Required tasks>
• a. In the Aphrodite entry, why did the goddess take the Trojans' side in the Trojan war? Answer in one to three sentences.
• b. Carry on the Aphrodite entry from its final sentence.

Text provided>
## begin

Aphrodite

One of the great Olympian divinities, was, according to the popular and poetical notions of the Greeks, the goddess of love and beauty. Some traditions stated that she had sprung from the foam (ἀφρός, aphros) of the sea, which had gathered around the mutilated parts of Uranus, that had been thrown into the sea by Cronus after he had unmanned his father.1 With the exception of the Homeric hymn on Aphrodite there is no trace of this legend in Homer, and according to him Aphrodite is the daughter of Zeus and Dione.2 Later traditions call her a daughter of Cronus and Euonyme, or of Uranus and Hemera.3

According to Hesiod and the Homeric hymn on Aphrodite, the goddess after rising from the foam first approached the island of Cythera, and thence went to Cyprus. As she was walking on the sea-coast flowers sprang up under her feet, and Eros and Himeros accompanied her to the assembly of the other great gods, all of whom were struck with admiration and love when she appeared, and her surpassing beauty made every one desire to have her for his wife. According to the cosmogonic views of the nature of Aphrodite, she was the personification of the generative powers of nature, and the mother of all living beings. A trace of this notion seems to be contained in the tradition that in the contest of Typhon with the gods, Aphrodite metamorphosed herself into a fish, which animal was considered to possess the greatest generative powers.4 But according to the popular belief of the Greeks and their poetical descriptions, she was the goddess of love, who excited this passion in the hearts of gods and men, and by this power ruled over all the living creation.5

Ancient mythology furnishes numerous instances in which Aphrodite punished those who neglected her worship or despised her power, as well as others in which she favored and protected those who did homage to her and recognized her sway. Love and beauty are ideas essentially connected, and Aphrodite was therefore also the goddess of beauty and gracefulness. In these points she surpassed all other goddesses, and she received the prize of beauty from Paris; she had further the power of granting beauty and invincible charms to others. Youth is the herald, and Peitho, the Horae, and Charites, the attendants and companions of Aphrodite.6 Marriages are called by Zeus her work and the things about which she ought to busy herself.7 As she herself had sprung from the sea, she is represented by later writers as having some influence upon the sea.8

During the Trojan war, Aphrodite, the mother of Aeneas, who had been declared the most beautiful of all the goddesses by a Trojan prince, naturally sided with the Trojans. She saved Paris from his contest with Menelaus,9 but when she endeavored to rescue her darling Aeneas from the fight, she was pursued by Diomedes, who wounded her in her hand. In her fright she abandoned her son, and was carried by Iris in the chariot of Ares to Olympus, where she complained of her misfortune to her mother Dione, but was laughed at by Hera and Athena.10 She also protected the body of Hector, and anointed it with ambrosia.11

According to the most common accounts of the ancients, Aphrodite was married to Hephaestus,12 who, however, is said in the Iliad13 to have married Charis. Her faithlessness to Hephaestus in her amour with Ares, and the manner in which she was caught by the ingenuity of her husband, are beautifully described in the Odyssey.14 By Ares she became the mother of Phobos, Deimos, Harmonia, and, according to later traditions, of Eros and Anteros also.15 But Ares was not the only god whom Aphrodite favored; Dionysus, Hermes, and Poseidon likewise enjoyed her charms. By the first she was, according to some traditions, the mother of Priapus16 and Bacchus,17 by the second of Hermaphroditus,18 and by Poseidon she had two children, Rhodos and Herophilus.19 As Aphrodite so often kindled in the hearts of the gods a love for mortals, Zeus at last resolved to make her pay for her wanton sport by inspiring her too with love for a mortal man. This was accomplished, and Aphrodite conceived an invincible passion for Anchises, by whom she became the mother of Aeneas and Lyrus. Respecting her connexions with other mortals see Adonis and Butes.

## end

Supplied material>

## begin

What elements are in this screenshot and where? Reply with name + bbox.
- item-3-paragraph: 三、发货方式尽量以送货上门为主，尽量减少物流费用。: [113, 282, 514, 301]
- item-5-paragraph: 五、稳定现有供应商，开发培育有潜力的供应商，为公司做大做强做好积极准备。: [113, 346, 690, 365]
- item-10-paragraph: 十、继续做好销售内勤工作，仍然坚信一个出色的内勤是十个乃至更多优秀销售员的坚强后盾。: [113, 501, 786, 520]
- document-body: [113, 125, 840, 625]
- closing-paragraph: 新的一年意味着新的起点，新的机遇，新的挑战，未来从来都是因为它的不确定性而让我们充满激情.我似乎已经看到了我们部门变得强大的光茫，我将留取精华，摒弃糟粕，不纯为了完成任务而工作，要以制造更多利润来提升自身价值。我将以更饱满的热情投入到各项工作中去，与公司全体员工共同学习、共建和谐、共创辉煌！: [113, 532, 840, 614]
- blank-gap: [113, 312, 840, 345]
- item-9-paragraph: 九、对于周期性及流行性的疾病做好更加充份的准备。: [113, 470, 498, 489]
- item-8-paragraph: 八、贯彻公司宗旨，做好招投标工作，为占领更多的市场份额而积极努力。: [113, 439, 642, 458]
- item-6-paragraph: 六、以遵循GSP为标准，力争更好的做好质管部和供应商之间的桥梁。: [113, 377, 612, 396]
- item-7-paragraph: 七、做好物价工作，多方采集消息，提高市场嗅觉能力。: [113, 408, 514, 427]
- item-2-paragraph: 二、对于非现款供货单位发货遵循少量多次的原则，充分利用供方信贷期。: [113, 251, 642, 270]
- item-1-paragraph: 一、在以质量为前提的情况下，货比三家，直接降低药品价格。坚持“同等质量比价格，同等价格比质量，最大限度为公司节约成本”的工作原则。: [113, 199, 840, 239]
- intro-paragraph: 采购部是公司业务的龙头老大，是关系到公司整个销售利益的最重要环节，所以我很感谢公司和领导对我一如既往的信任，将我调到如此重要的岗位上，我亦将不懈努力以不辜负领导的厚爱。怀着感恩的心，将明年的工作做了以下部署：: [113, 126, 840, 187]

## end

Solved tasks>
• a. She sided with the Trojans because she was the mother of Aeneas and because a Trojan prince had declared her the most beautiful of all the goddesses.

• b.
Aphrodite possessed a magic girdle which had the power of inspiring love and desire for those who wore it; hence it was borrowed by Hera when she wished to stimulate the love of Zeus.20 The arrow is also sometimes mentioned as one of her attributes.21 In the vegetable kingdom the myrtle, rose, apple, poppy, and others, were sacred to her.22 The animals sacred to her, which are often mentioned as drawing her chariot or serving as her messengers, are the sparrow, the dove, the swan, the swallow, and a bird called iynx.23 As Aphrodite Urania the tortoise, the symbol of domestic modesty and chastity, and as Aphrodite Pandemos the ram was sacred to her.

When she was represented as the victorious goddess, she had the attributes of Ares, a helmet, a shield, a sword: or a lance, and an image of Victory in one hand. The planet Venus and the spring-month of April were likewise sacred to her.24 All the surnames and epithets given to Aphrodite are derived from places of her worship, from events connected with the legends about her, or have reference to her character and her influence upon man, or are descriptive of her extraordinary beauty and charms.

The principal places of her worship in Greece were the islands of Cyprus and Cythera. At Cnidus in Caria she had three temples, one of which contained her renowned statue by Praxiteles. Mount Ida in Troas was an ancient place of her worship, and among the other places we may mention particularly the island of Cos, the towns of Abydos, Athens, Thespiae, Megara, Sparta, Sicyon, Corinth, and Eryx in Sicily. The sacrifices offered to her consisted mostly of incense and garlands of flowers,25 but in some places animals, such as pigs, goats, young cows, hares, and others, were sacrificed to her. In some places, as at Corinth, great numbers of females belonged to her, who prostituted themselves in her service, and bore the name of ἱερόδουλοι (hierodouloi).26

The worship of Aphrodite was undoubtedly of eastern origin, and probably introduced from Syria to the islands of Cyprus, Cythera, and others, from whence it spread all over Greece. It is said to have been brought into Syria from Assyria.27 Aphrodite appears to have been originally identical with Astarte, called by the Hebrews Ashtoret, and her connexion with Adonis clearly points to Syria. But with the exception of Corinth, where the worship of Aphrodite had eminently an Asiatic character, the whole worship of this goddess and all the ideas concerning her nature and character are so entirely Greek, that its introduction into Greece must be assigned to the very earliest periods. The elements were derived from the East, but the peculiar development of it belongs to Greece.

Respecting the Roman goddess Venus and her identification with the Greek Aphrodite, see Venus.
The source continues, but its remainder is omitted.